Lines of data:
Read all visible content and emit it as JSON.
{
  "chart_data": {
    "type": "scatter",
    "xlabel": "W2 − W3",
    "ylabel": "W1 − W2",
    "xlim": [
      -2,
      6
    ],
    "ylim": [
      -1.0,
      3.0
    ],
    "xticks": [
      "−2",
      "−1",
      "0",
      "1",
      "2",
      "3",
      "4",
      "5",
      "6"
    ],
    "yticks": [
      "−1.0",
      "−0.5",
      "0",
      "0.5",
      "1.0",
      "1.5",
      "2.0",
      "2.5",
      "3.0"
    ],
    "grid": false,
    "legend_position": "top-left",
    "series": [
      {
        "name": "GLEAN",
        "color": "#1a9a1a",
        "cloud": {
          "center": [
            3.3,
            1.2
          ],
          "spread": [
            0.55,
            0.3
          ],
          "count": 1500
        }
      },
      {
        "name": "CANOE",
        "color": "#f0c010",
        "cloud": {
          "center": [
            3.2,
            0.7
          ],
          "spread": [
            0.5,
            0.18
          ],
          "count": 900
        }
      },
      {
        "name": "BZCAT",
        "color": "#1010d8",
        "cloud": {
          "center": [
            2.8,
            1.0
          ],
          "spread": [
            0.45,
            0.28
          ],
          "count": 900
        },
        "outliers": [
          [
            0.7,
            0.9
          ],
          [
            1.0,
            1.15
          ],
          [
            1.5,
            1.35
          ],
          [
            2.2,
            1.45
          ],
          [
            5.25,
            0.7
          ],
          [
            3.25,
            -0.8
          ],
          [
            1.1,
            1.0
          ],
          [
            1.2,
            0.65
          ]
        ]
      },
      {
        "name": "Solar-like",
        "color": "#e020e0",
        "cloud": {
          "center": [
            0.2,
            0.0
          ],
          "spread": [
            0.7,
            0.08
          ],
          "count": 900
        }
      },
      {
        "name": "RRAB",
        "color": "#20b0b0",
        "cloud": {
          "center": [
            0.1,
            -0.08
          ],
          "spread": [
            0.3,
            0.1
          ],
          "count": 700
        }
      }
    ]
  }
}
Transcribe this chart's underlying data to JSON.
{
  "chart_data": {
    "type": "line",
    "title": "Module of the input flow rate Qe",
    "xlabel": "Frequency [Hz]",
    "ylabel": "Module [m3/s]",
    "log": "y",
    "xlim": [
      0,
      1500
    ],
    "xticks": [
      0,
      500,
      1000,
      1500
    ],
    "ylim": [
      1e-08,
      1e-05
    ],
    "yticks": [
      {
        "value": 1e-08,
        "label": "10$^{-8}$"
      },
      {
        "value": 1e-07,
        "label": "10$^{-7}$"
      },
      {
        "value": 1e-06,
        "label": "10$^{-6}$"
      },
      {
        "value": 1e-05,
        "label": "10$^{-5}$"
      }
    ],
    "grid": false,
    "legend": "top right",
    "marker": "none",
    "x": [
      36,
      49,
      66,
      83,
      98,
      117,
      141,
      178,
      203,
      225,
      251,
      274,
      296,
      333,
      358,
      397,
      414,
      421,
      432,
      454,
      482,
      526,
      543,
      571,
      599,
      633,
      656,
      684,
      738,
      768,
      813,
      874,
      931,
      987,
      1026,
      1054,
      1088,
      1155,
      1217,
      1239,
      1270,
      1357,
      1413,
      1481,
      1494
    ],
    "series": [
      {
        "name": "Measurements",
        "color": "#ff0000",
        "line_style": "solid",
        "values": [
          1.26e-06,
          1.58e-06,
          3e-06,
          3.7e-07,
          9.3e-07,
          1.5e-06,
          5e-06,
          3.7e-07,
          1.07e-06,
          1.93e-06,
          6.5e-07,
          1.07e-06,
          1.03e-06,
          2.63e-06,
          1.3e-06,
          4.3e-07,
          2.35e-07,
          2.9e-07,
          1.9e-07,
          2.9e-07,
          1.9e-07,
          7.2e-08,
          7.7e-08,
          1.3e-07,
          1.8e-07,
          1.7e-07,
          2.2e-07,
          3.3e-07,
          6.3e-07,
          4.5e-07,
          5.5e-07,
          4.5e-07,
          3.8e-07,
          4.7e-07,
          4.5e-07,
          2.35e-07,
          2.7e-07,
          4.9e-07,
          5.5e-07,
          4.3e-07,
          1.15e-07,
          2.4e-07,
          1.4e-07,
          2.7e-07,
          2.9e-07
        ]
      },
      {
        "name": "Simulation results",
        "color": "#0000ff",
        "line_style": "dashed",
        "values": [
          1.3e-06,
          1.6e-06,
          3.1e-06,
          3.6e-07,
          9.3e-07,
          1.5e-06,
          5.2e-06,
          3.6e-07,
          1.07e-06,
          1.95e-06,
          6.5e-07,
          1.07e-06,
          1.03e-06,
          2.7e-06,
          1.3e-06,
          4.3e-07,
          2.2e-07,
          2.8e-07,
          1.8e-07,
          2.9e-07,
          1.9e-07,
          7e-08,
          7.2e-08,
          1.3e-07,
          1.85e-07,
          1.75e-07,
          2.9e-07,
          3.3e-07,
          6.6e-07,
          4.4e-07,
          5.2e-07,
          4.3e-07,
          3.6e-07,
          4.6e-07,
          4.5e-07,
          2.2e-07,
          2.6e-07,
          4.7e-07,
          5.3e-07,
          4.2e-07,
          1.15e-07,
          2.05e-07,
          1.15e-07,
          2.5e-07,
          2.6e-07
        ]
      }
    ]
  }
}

*Problem to work on*
Which lines above hold the word "color"? Copy each of them.

*Result*
        "color": "#1a9a1a",
        "color": "#f0c010",
        "color": "#1010d8",
        "color": "#e020e0",
        "color": "#20b0b0",
        "color": "#ff0000",
        "color": "#0000ff",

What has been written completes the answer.